TASK — Pull every line that holds the word "true" from the entries.

(begin)

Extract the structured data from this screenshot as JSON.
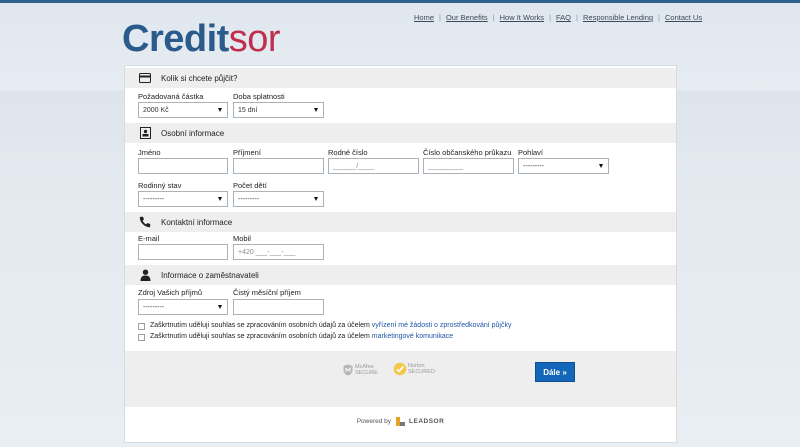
{
  "brand": {
    "part1": "Credit",
    "part2": "sor"
  },
  "nav": [
    "Home",
    "Our Benefits",
    "How It Works",
    "FAQ",
    "Responsible Lending",
    "Contact Us"
  ],
  "sections": {
    "loan": {
      "title": "Kolik si chcete půjčit?",
      "amount_label": "Požadovaná částka",
      "amount_value": "2000 Kč",
      "term_label": "Doba splatnosti",
      "term_value": "15 dní"
    },
    "personal": {
      "title": "Osobní informace",
      "first_name_label": "Jméno",
      "last_name_label": "Příjmení",
      "birth_number_label": "Rodné číslo",
      "birth_number_placeholder": "______/____",
      "id_card_label": "Číslo občanského průkazu",
      "id_card_placeholder": "_________",
      "gender_label": "Pohlaví",
      "gender_value": "---------",
      "marital_label": "Rodinný stav",
      "marital_value": "---------",
      "children_label": "Počet dětí",
      "children_value": "---------"
    },
    "contact": {
      "title": "Kontaktní informace",
      "email_label": "E-mail",
      "mobile_label": "Mobil",
      "mobile_placeholder": "+420 ___-___-___"
    },
    "employer": {
      "title": "Informace o zaměstnavateli",
      "income_source_label": "Zdroj Vašich příjmů",
      "income_source_value": "---------",
      "net_income_label": "Čistý měsíční příjem"
    }
  },
  "consents": [
    {
      "text": "Zaškrtnutím uděluji souhlas se zpracováním osobních údajů za účelem ",
      "link": "vyřízení mé žádosti o zprostředkování půjčky"
    },
    {
      "text": "Zaškrtnutím uděluji souhlas se zpracováním osobních údajů za účelem ",
      "link": "marketingové komunikace"
    }
  ],
  "badges": {
    "mcafee_line1": "McAfee",
    "mcafee_line2": "SECURE",
    "norton_line1": "Norton",
    "norton_line2": "SECURED"
  },
  "next_button": "Dále »",
  "powered": {
    "label": "Powered by",
    "brand": "LEADSOR"
  },
  "colors": {
    "accent": "#1466b8",
    "brand_blue": "#2a5b8b",
    "brand_red": "#bf2f4d"
  }
}
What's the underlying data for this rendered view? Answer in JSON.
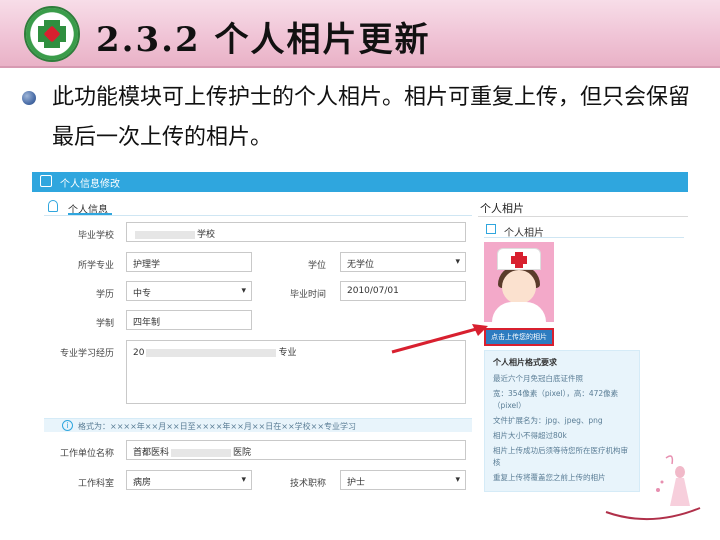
{
  "slide": {
    "title": "2.3.2 个人相片更新",
    "bullet": "此功能模块可上传护士的个人相片。相片可重复上传，但只会保留最后一次上传的相片。"
  },
  "panel": {
    "header_title": "个人信息修改",
    "section_title": "个人信息",
    "fields": {
      "school_label": "毕业学校",
      "school_value": "学校",
      "major_label": "所学专业",
      "major_value": "护理学",
      "degree_label": "学位",
      "degree_value": "无学位",
      "education_label": "学历",
      "education_value": "中专",
      "grad_time_label": "毕业时间",
      "grad_time_value": "2010/07/01",
      "system_label": "学制",
      "system_value": "四年制",
      "history_label": "专业学习经历",
      "history_prefix": "20",
      "history_suffix": "专业",
      "info_hint": "格式为：××××年××月××日至××××年××月××日在××学校××专业学习",
      "work_unit_label": "工作单位名称",
      "work_unit_prefix": "首都医科",
      "work_unit_suffix": "医院",
      "department_label": "工作科室",
      "department_value": "病房",
      "title_label": "技术职称",
      "title_value": "护士"
    },
    "photo": {
      "section_title": "个人相片",
      "subsection_title": "个人相片",
      "upload_button": "点击上传您的相片",
      "requirements_title": "个人相片格式要求",
      "requirements": [
        "最近六个月免冠白底证件照",
        "宽：354像素（pixel），高：472像素（pixel）",
        "文件扩展名为：jpg、jpeg、png",
        "相片大小不得超过80k",
        "相片上传成功后须等待您所在医疗机构审核",
        "重复上传将覆盖您之前上传的相片"
      ]
    }
  },
  "colors": {
    "accent": "#2fa6de",
    "title_bar": "#f0c4d6",
    "arrow": "#d8202f"
  }
}
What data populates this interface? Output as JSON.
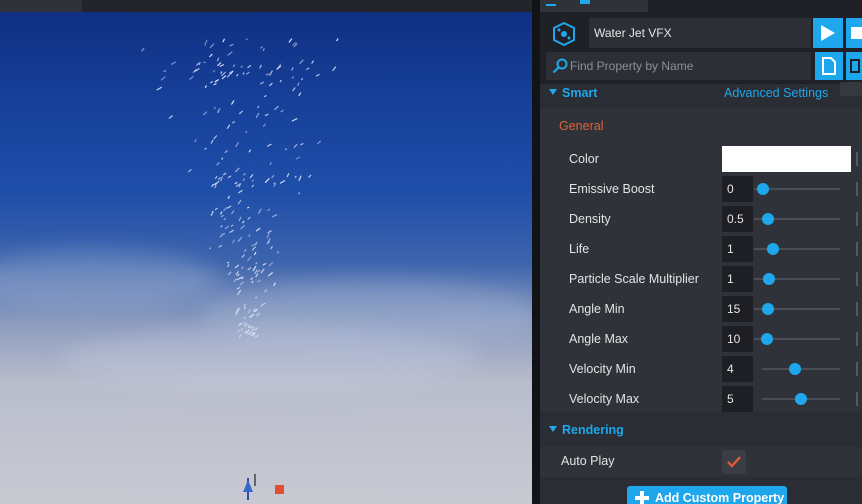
{
  "object": {
    "name": "Water Jet VFX"
  },
  "search": {
    "placeholder": "Find Property by Name"
  },
  "sections": {
    "smart": "Smart",
    "advanced_settings": "Advanced Settings",
    "general": "General",
    "rendering": "Rendering"
  },
  "properties": [
    {
      "label": "Color",
      "kind": "color",
      "value": "#ffffff"
    },
    {
      "label": "Emissive Boost",
      "kind": "slider",
      "value": "0",
      "slider_level": 0.1
    },
    {
      "label": "Density",
      "kind": "slider",
      "value": "0.5",
      "slider_level": 0.16
    },
    {
      "label": "Life",
      "kind": "slider",
      "value": "1",
      "slider_level": 0.22
    },
    {
      "label": "Particle Scale Multiplier",
      "kind": "slider",
      "value": "1",
      "slider_level": 0.17
    },
    {
      "label": "Angle Min",
      "kind": "slider",
      "value": "15",
      "slider_level": 0.16
    },
    {
      "label": "Angle Max",
      "kind": "slider",
      "value": "10",
      "slider_level": 0.15
    },
    {
      "label": "Velocity Min",
      "kind": "slider",
      "value": "4",
      "slider_level": 0.42
    },
    {
      "label": "Velocity Max",
      "kind": "slider",
      "value": "5",
      "slider_level": 0.5
    }
  ],
  "rendering": {
    "auto_play_label": "Auto Play",
    "auto_play_checked": true
  },
  "add_custom_property": "Add Custom Property",
  "colors": {
    "accent": "#1ea7ec",
    "general_header": "#d9653b",
    "checkmark": "#e05a34"
  }
}
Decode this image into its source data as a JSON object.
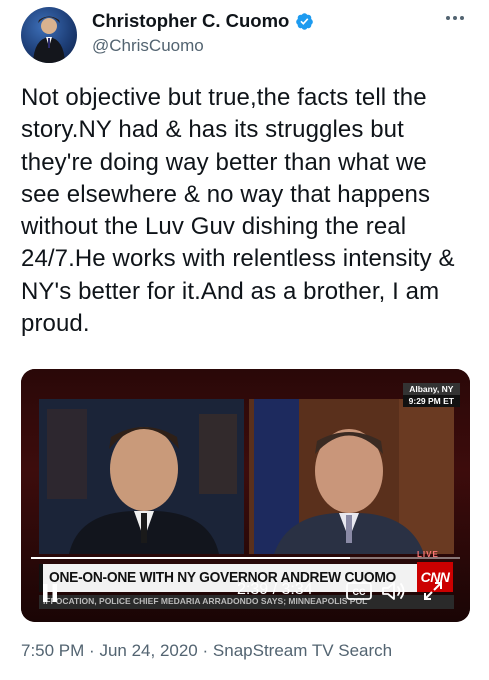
{
  "author": {
    "display_name": "Christopher C. Cuomo",
    "handle": "@ChrisCuomo"
  },
  "tweet": {
    "text": "Not objective but true,the facts tell the story.NY had & has its struggles but they're doing way better than what we see elsewhere & no way that happens without the Luv Guv dishing the real 24/7.He works with relentless intensity & NY's better for it.And as a brother, I am proud."
  },
  "media": {
    "broadcast": {
      "location": "Albany, NY",
      "local_time": "9:29 PM ET",
      "headline": "ONE-ON-ONE WITH NY GOVERNOR ANDREW CUOMO",
      "network": "CNN",
      "live_label": "LIVE",
      "ticker": "IFFOCATION, POLICE CHIEF MEDARIA ARRADONDO SAYS; MINNEAPOLIS POL"
    },
    "player": {
      "timecode": "2:39 / 3:34",
      "progress": 0.743,
      "cc_label": "CC"
    }
  },
  "meta": {
    "time": "7:50 PM",
    "separator": "·",
    "date": "Jun 24, 2020",
    "source": "SnapStream TV Search"
  },
  "colors": {
    "verified_blue": "#1d9bf0",
    "secondary_text": "#536471",
    "cnn_red": "#cc0000"
  },
  "icons": [
    "verified-badge-icon",
    "more-options-icon",
    "pause-icon",
    "closed-captions-icon",
    "volume-icon",
    "fullscreen-icon"
  ]
}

(end)

EXPECTED ANSWER —
    "auto_play_checked": true
    "text": "Not objective but true,the facts tell the story.NY had & has its struggles but they're doing way better than what we see elsewhere & no way that happens without the Luv Guv dishing the real 24/7.He works with relentless intensity & NY's better for it.And as a brother, I am proud."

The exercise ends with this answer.